Select the lines below containing the word "data".

━━ Input for this task

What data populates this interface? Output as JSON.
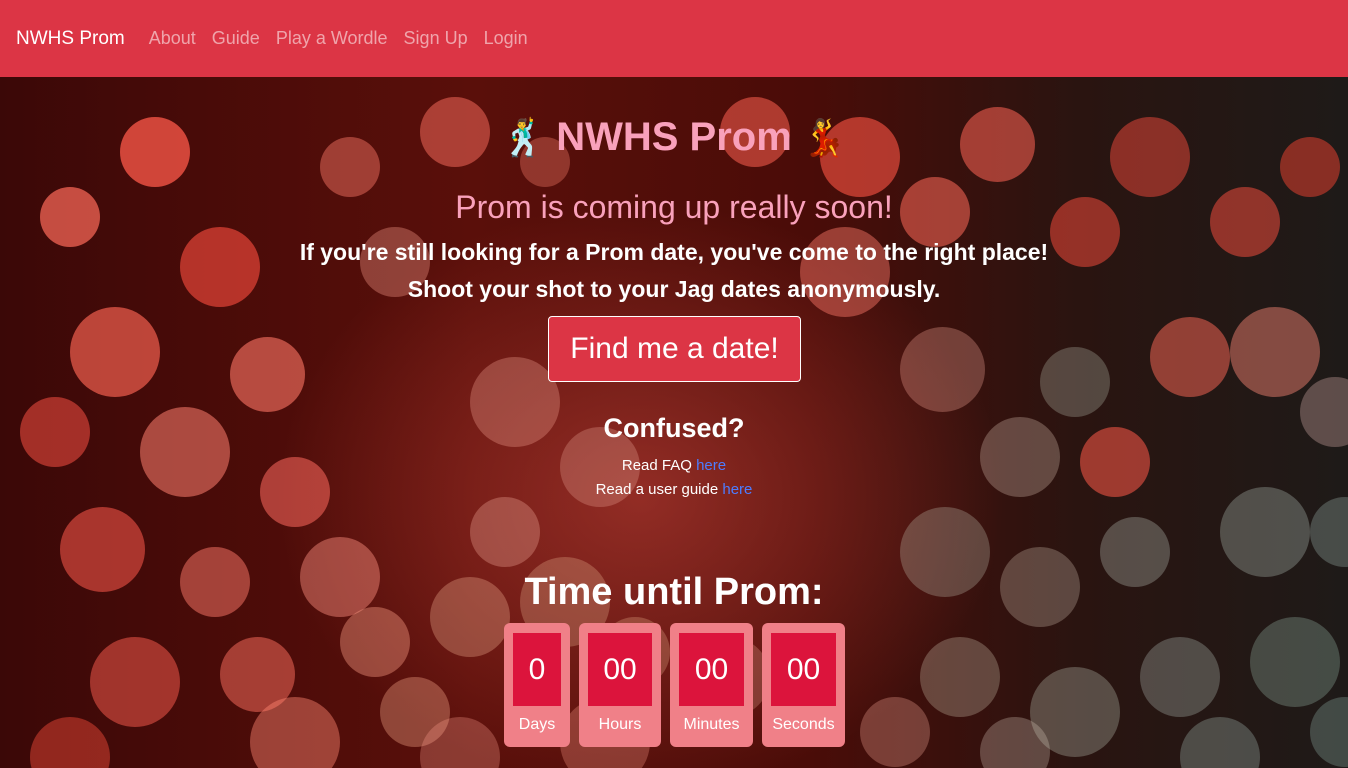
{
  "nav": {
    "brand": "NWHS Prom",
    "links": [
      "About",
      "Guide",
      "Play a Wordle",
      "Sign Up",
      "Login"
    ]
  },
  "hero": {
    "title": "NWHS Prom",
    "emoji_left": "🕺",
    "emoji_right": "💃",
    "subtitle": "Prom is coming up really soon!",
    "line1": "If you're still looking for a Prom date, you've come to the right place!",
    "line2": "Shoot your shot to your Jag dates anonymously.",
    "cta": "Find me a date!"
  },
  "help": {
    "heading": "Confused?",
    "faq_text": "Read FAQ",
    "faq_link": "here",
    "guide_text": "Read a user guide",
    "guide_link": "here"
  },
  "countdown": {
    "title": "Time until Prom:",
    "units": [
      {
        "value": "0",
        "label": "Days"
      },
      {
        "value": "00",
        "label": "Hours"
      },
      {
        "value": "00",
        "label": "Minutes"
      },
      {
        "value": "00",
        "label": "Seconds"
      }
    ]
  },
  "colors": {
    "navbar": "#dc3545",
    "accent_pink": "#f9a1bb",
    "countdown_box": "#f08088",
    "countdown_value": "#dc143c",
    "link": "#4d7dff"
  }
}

━━━━
━━ Input for this task

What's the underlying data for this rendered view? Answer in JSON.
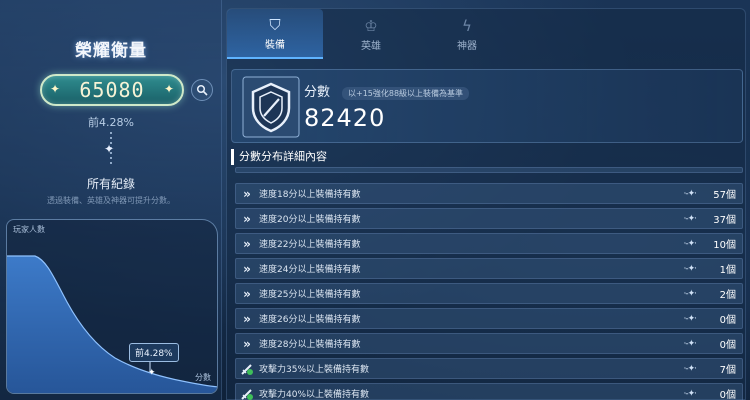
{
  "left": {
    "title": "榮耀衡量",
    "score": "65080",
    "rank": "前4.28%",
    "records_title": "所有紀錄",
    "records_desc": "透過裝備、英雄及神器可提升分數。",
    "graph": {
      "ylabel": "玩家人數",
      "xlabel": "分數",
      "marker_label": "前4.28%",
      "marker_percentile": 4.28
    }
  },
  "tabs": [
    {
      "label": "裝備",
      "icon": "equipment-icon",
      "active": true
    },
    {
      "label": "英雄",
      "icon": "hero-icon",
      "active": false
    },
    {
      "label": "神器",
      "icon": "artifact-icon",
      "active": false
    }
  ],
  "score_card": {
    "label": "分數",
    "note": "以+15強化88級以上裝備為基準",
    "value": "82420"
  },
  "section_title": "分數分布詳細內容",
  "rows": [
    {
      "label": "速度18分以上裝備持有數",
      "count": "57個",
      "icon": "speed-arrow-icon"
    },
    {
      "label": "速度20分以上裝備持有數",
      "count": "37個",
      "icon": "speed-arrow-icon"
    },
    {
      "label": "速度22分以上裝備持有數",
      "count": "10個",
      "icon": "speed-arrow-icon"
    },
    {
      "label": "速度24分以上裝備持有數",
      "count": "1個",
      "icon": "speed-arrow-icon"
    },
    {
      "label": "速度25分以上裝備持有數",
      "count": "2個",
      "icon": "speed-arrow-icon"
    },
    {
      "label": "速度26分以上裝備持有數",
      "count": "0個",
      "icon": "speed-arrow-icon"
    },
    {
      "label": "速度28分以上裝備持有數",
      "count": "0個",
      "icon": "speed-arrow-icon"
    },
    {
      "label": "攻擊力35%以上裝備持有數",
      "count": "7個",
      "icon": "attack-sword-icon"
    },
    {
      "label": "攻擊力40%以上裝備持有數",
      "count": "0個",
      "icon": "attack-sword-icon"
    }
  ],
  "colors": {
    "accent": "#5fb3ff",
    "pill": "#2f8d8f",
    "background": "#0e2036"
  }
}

━━━━

Result below:
What data populates this interface? Output as JSON.
What's the underlying data for this rendered view? Answer in JSON.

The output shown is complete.